_PROBLEM TO WORK ON_
Find the string "left" in the records. Copy every line it appears in.
-- Start of DATA --
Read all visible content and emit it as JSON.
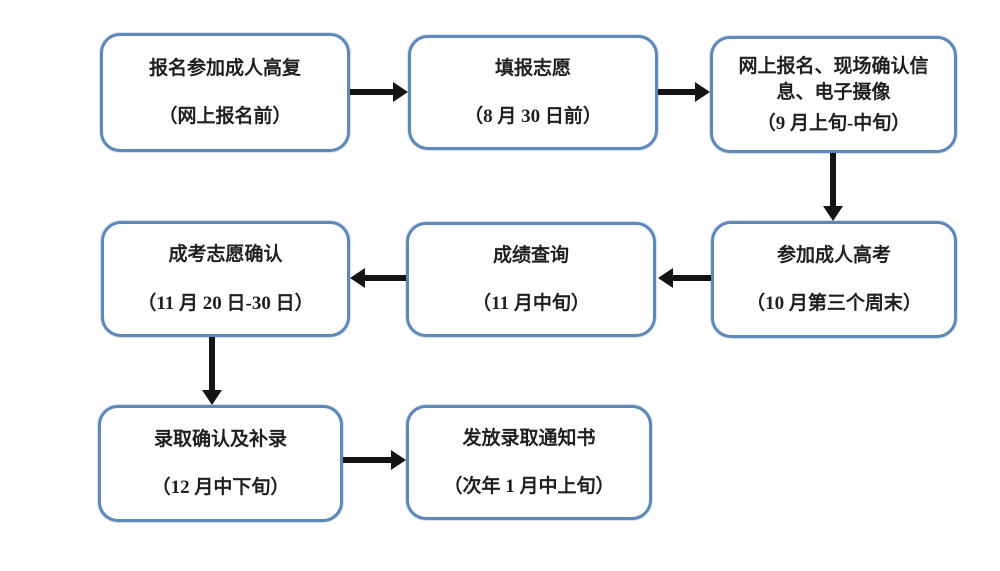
{
  "diagram": {
    "type": "flowchart",
    "nodes": [
      {
        "id": "signup",
        "title": "报名参加成人高复",
        "date": "（网上报名前）"
      },
      {
        "id": "apply",
        "title": "填报志愿",
        "date": "（8 月 30 日前）"
      },
      {
        "id": "register",
        "title": "网上报名、现场确认信息、电子摄像",
        "date": "（9 月上旬-中旬）"
      },
      {
        "id": "exam",
        "title": "参加成人高考",
        "date": "（10 月第三个周末）"
      },
      {
        "id": "score",
        "title": "成绩查询",
        "date": "（11 月中旬）"
      },
      {
        "id": "confirm",
        "title": "成考志愿确认",
        "date": "（11 月 20 日-30 日）"
      },
      {
        "id": "admission",
        "title": "录取确认及补录",
        "date": "（12 月中下旬）"
      },
      {
        "id": "notice",
        "title": "发放录取通知书",
        "date": "（次年 1 月中上旬）"
      }
    ],
    "edges": [
      {
        "from": "signup",
        "to": "apply",
        "direction": "right"
      },
      {
        "from": "apply",
        "to": "register",
        "direction": "right"
      },
      {
        "from": "register",
        "to": "exam",
        "direction": "down"
      },
      {
        "from": "exam",
        "to": "score",
        "direction": "left"
      },
      {
        "from": "score",
        "to": "confirm",
        "direction": "left"
      },
      {
        "from": "confirm",
        "to": "admission",
        "direction": "down"
      },
      {
        "from": "admission",
        "to": "notice",
        "direction": "right"
      }
    ]
  },
  "colors": {
    "box_border": "#5d89ba",
    "box_fill": "#ffffff",
    "arrow": "#141414",
    "text": "#1f1f1f",
    "bg": "#ffffff"
  }
}
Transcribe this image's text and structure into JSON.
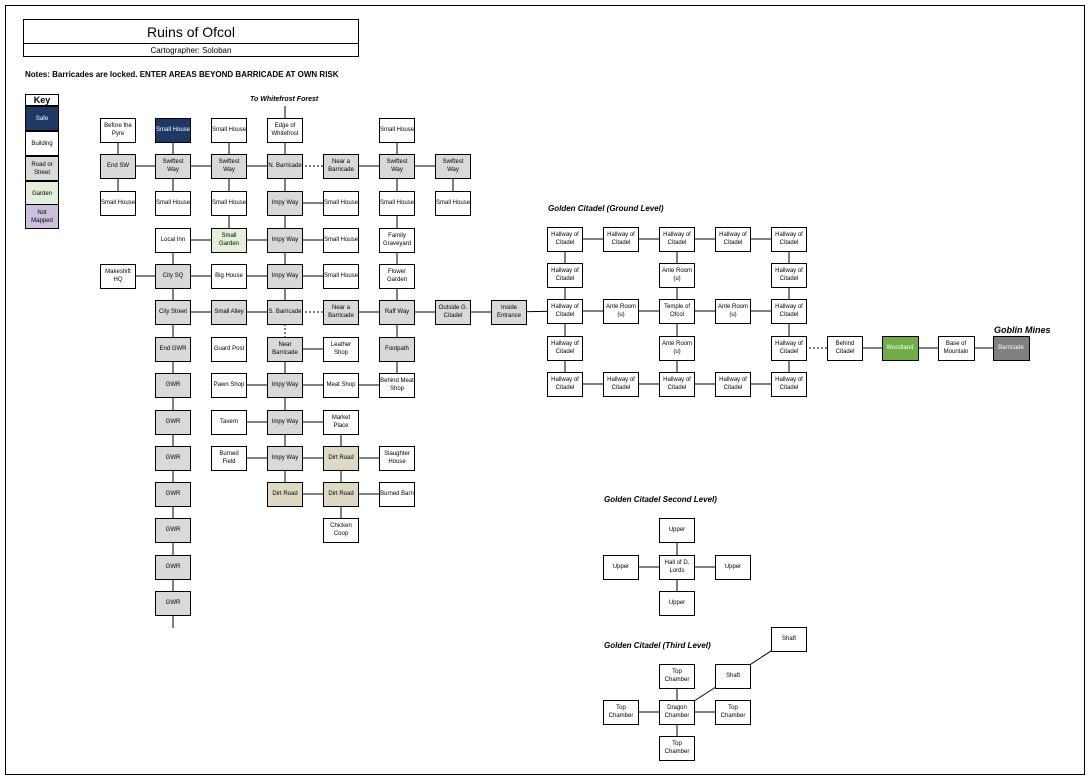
{
  "header": {
    "title": "Ruins of Ofcol",
    "subtitle": "Cartographer: Soloban"
  },
  "notes": "Notes: Barricades are locked.  ENTER AREAS BEYOND BARRICADE AT OWN RISK",
  "key": {
    "title": "Key",
    "items": [
      {
        "label": "Safe",
        "type": "safe"
      },
      {
        "label": "Building",
        "type": "building"
      },
      {
        "label": "Road or Street",
        "type": "road"
      },
      {
        "label": "Garden",
        "type": "garden"
      },
      {
        "label": "Not Mapped",
        "type": "notmapped"
      }
    ]
  },
  "colors": {
    "safe": "#1f3864",
    "building": "#ffffff",
    "road": "#d9d9d9",
    "garden": "#e2efda",
    "notmapped": "#ccc0da",
    "dirt": "#ddd9c4",
    "woodland": "#70ad47",
    "barricade": "#808080"
  },
  "labels": [
    {
      "id": "to-whitefrost",
      "text": "To Whitefrost Forest"
    },
    {
      "id": "gc-ground",
      "text": "Golden Citadel (Ground Level)"
    },
    {
      "id": "goblin-mines",
      "text": "Goblin Mines"
    },
    {
      "id": "gc-second",
      "text": "Golden Citadel Second Level)"
    },
    {
      "id": "gc-third",
      "text": "Golden Citadel (Third Level)"
    }
  ],
  "nodes": [
    {
      "id": "before-the-pyre",
      "text": "Before the Pyre",
      "type": "building"
    },
    {
      "id": "small-house-safe",
      "text": "Small House",
      "type": "safe"
    },
    {
      "id": "small-house-c3r1",
      "text": "Small House",
      "type": "building"
    },
    {
      "id": "edge-of-whitefrost",
      "text": "Edge of Whitefrost",
      "type": "building"
    },
    {
      "id": "small-house-c6r1",
      "text": "Small House",
      "type": "building"
    },
    {
      "id": "end-sw",
      "text": "End SW",
      "type": "road"
    },
    {
      "id": "swiftest-way-1",
      "text": "Swiftest Way",
      "type": "road"
    },
    {
      "id": "swiftest-way-2",
      "text": "Swiftest Way",
      "type": "road"
    },
    {
      "id": "n-barricade",
      "text": "N. Barricade",
      "type": "road"
    },
    {
      "id": "near-barricade-n",
      "text": "Near a Barricade",
      "type": "road"
    },
    {
      "id": "swiftest-way-3",
      "text": "Swiftest Way",
      "type": "road"
    },
    {
      "id": "swiftest-way-4",
      "text": "Swiftest Way",
      "type": "road"
    },
    {
      "id": "small-house-c1r3",
      "text": "Small House",
      "type": "building"
    },
    {
      "id": "small-house-c2r3",
      "text": "Small House",
      "type": "building"
    },
    {
      "id": "small-house-c3r3",
      "text": "Small House",
      "type": "building"
    },
    {
      "id": "impy-way-1",
      "text": "Impy Way",
      "type": "road"
    },
    {
      "id": "small-house-c5r3",
      "text": "Small House",
      "type": "building"
    },
    {
      "id": "small-house-c6r3",
      "text": "Small House",
      "type": "building"
    },
    {
      "id": "small-house-c7r3",
      "text": "Small House",
      "type": "building"
    },
    {
      "id": "local-inn",
      "text": "Local Inn",
      "type": "building"
    },
    {
      "id": "small-garden",
      "text": "Small Garden",
      "type": "garden"
    },
    {
      "id": "impy-way-2",
      "text": "Impy Way",
      "type": "road"
    },
    {
      "id": "small-house-c5r4",
      "text": "Small House",
      "type": "building"
    },
    {
      "id": "family-graveyard",
      "text": "Family Graveyard",
      "type": "building"
    },
    {
      "id": "makeshift-hq",
      "text": "Makeshift HQ",
      "type": "building"
    },
    {
      "id": "city-sq",
      "text": "City SQ",
      "type": "road"
    },
    {
      "id": "big-house",
      "text": "Big House",
      "type": "building"
    },
    {
      "id": "impy-way-3",
      "text": "Impy Way",
      "type": "road"
    },
    {
      "id": "small-house-c5r5",
      "text": "Small House",
      "type": "building"
    },
    {
      "id": "flower-garden",
      "text": "Flower Garden",
      "type": "building"
    },
    {
      "id": "city-street",
      "text": "City Street",
      "type": "road"
    },
    {
      "id": "small-alley",
      "text": "Small Alley",
      "type": "road"
    },
    {
      "id": "s-barricade",
      "text": "S. Barricade",
      "type": "road"
    },
    {
      "id": "near-barricade-s",
      "text": "Near a Barricade",
      "type": "road"
    },
    {
      "id": "raff-way",
      "text": "Raff Way",
      "type": "road"
    },
    {
      "id": "outside-g-citadel",
      "text": "Outside G. Citadel",
      "type": "road"
    },
    {
      "id": "inside-entrance",
      "text": "Inside Entrance",
      "type": "road"
    },
    {
      "id": "end-gwr",
      "text": "End GWR",
      "type": "road"
    },
    {
      "id": "guard-post",
      "text": "Guard Post",
      "type": "building"
    },
    {
      "id": "near-barricade-s2",
      "text": "Near Barricade",
      "type": "road"
    },
    {
      "id": "leather-shop",
      "text": "Leather Shop",
      "type": "building"
    },
    {
      "id": "footpath",
      "text": "Footpath",
      "type": "road"
    },
    {
      "id": "gwr-1",
      "text": "GWR",
      "type": "road"
    },
    {
      "id": "pawn-shop",
      "text": "Pawn Shop",
      "type": "building"
    },
    {
      "id": "impy-way-4",
      "text": "Impy Way",
      "type": "road"
    },
    {
      "id": "meat-shop",
      "text": "Meat Shop",
      "type": "building"
    },
    {
      "id": "behind-meat-shop",
      "text": "Behind Meat Shop",
      "type": "building"
    },
    {
      "id": "gwr-2",
      "text": "GWR",
      "type": "road"
    },
    {
      "id": "tavern",
      "text": "Tavern",
      "type": "building"
    },
    {
      "id": "impy-way-5",
      "text": "Impy Way",
      "type": "road"
    },
    {
      "id": "market-place",
      "text": "Market Place",
      "type": "building"
    },
    {
      "id": "gwr-3",
      "text": "GWR",
      "type": "road"
    },
    {
      "id": "burned-field",
      "text": "Burned Field",
      "type": "building"
    },
    {
      "id": "impy-way-6",
      "text": "Impy Way",
      "type": "road"
    },
    {
      "id": "dirt-road-1",
      "text": "Dirt Road",
      "type": "dirt"
    },
    {
      "id": "slaughter-house",
      "text": "Slaughter House",
      "type": "building"
    },
    {
      "id": "gwr-4",
      "text": "GWR",
      "type": "road"
    },
    {
      "id": "dirt-road-2",
      "text": "Dirt Road",
      "type": "dirt"
    },
    {
      "id": "dirt-road-3",
      "text": "Dirt Road",
      "type": "dirt"
    },
    {
      "id": "burned-barn",
      "text": "Burned Barn",
      "type": "building"
    },
    {
      "id": "gwr-5",
      "text": "GWR",
      "type": "road"
    },
    {
      "id": "chicken-coop",
      "text": "Chicken Coop",
      "type": "building"
    },
    {
      "id": "gwr-6",
      "text": "GWR",
      "type": "road"
    },
    {
      "id": "gwr-7",
      "text": "GWR",
      "type": "road"
    },
    {
      "id": "hallway-r1c1",
      "text": "Hallway of Citadel",
      "type": "building"
    },
    {
      "id": "hallway-r1c2",
      "text": "Hallway of Citadel",
      "type": "building"
    },
    {
      "id": "hallway-r1c3",
      "text": "Hallway of Citadel",
      "type": "building"
    },
    {
      "id": "hallway-r1c4",
      "text": "Hallway of Citadel",
      "type": "building"
    },
    {
      "id": "hallway-r1c5",
      "text": "Hallway of Citadel",
      "type": "building"
    },
    {
      "id": "hallway-r2c1",
      "text": "Hallway of Citadel",
      "type": "building"
    },
    {
      "id": "ante-room-r2",
      "text": "Ante Room (u)",
      "type": "building"
    },
    {
      "id": "hallway-r2c5",
      "text": "Hallway of Citadel",
      "type": "building"
    },
    {
      "id": "hallway-r3c1",
      "text": "Hallway of Citadel",
      "type": "building"
    },
    {
      "id": "ante-room-r3c2",
      "text": "Ante Room (u)",
      "type": "building"
    },
    {
      "id": "temple-of-ofcol",
      "text": "Temple of Ofcol",
      "type": "building"
    },
    {
      "id": "ante-room-r3c4",
      "text": "Ante Room (u)",
      "type": "building"
    },
    {
      "id": "hallway-r3c5",
      "text": "Hallway of Citadel",
      "type": "building"
    },
    {
      "id": "hallway-r4c1",
      "text": "Hallway of Citadel",
      "type": "building"
    },
    {
      "id": "ante-room-r4",
      "text": "Ante Room (u)",
      "type": "building"
    },
    {
      "id": "hallway-r4c5",
      "text": "Hallway of Citadel",
      "type": "building"
    },
    {
      "id": "behind-citadel",
      "text": "Behind Citadel",
      "type": "building"
    },
    {
      "id": "woodland",
      "text": "Woodland",
      "type": "woodland"
    },
    {
      "id": "base-of-mountain",
      "text": "Base of Mountain",
      "type": "building"
    },
    {
      "id": "barricade",
      "text": "Barricade",
      "type": "barricade"
    },
    {
      "id": "hallway-r5c1",
      "text": "Hallway of Citadel",
      "type": "building"
    },
    {
      "id": "hallway-r5c2",
      "text": "Hallway of Citadel",
      "type": "building"
    },
    {
      "id": "hallway-r5c3",
      "text": "Hallway of Citadel",
      "type": "building"
    },
    {
      "id": "hallway-r5c4",
      "text": "Hallway of Citadel",
      "type": "building"
    },
    {
      "id": "hallway-r5c5",
      "text": "Hallway of Citadel",
      "type": "building"
    },
    {
      "id": "upper-top",
      "text": "Upper",
      "type": "building"
    },
    {
      "id": "upper-left",
      "text": "Upper",
      "type": "building"
    },
    {
      "id": "hall-of-d-lords",
      "text": "Hall of D. Lords",
      "type": "building"
    },
    {
      "id": "upper-right",
      "text": "Upper",
      "type": "building"
    },
    {
      "id": "upper-bottom",
      "text": "Upper",
      "type": "building"
    },
    {
      "id": "shaft-top",
      "text": "Shaft",
      "type": "building"
    },
    {
      "id": "top-chamber-top",
      "text": "Top Chamber",
      "type": "building"
    },
    {
      "id": "shaft-mid",
      "text": "Shaft",
      "type": "building"
    },
    {
      "id": "top-chamber-left",
      "text": "Top Chamber",
      "type": "building"
    },
    {
      "id": "dragon-chamber",
      "text": "Dragon Chamber",
      "type": "building"
    },
    {
      "id": "top-chamber-right",
      "text": "Top Chamber",
      "type": "building"
    },
    {
      "id": "top-chamber-bottom",
      "text": "Top Chamber",
      "type": "building"
    }
  ]
}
-- End of DATA --
_CORRECT RESULT_
        "direction": "left"
        "direction": "left"
      "id": "upper-left",
      "id": "top-chamber-left",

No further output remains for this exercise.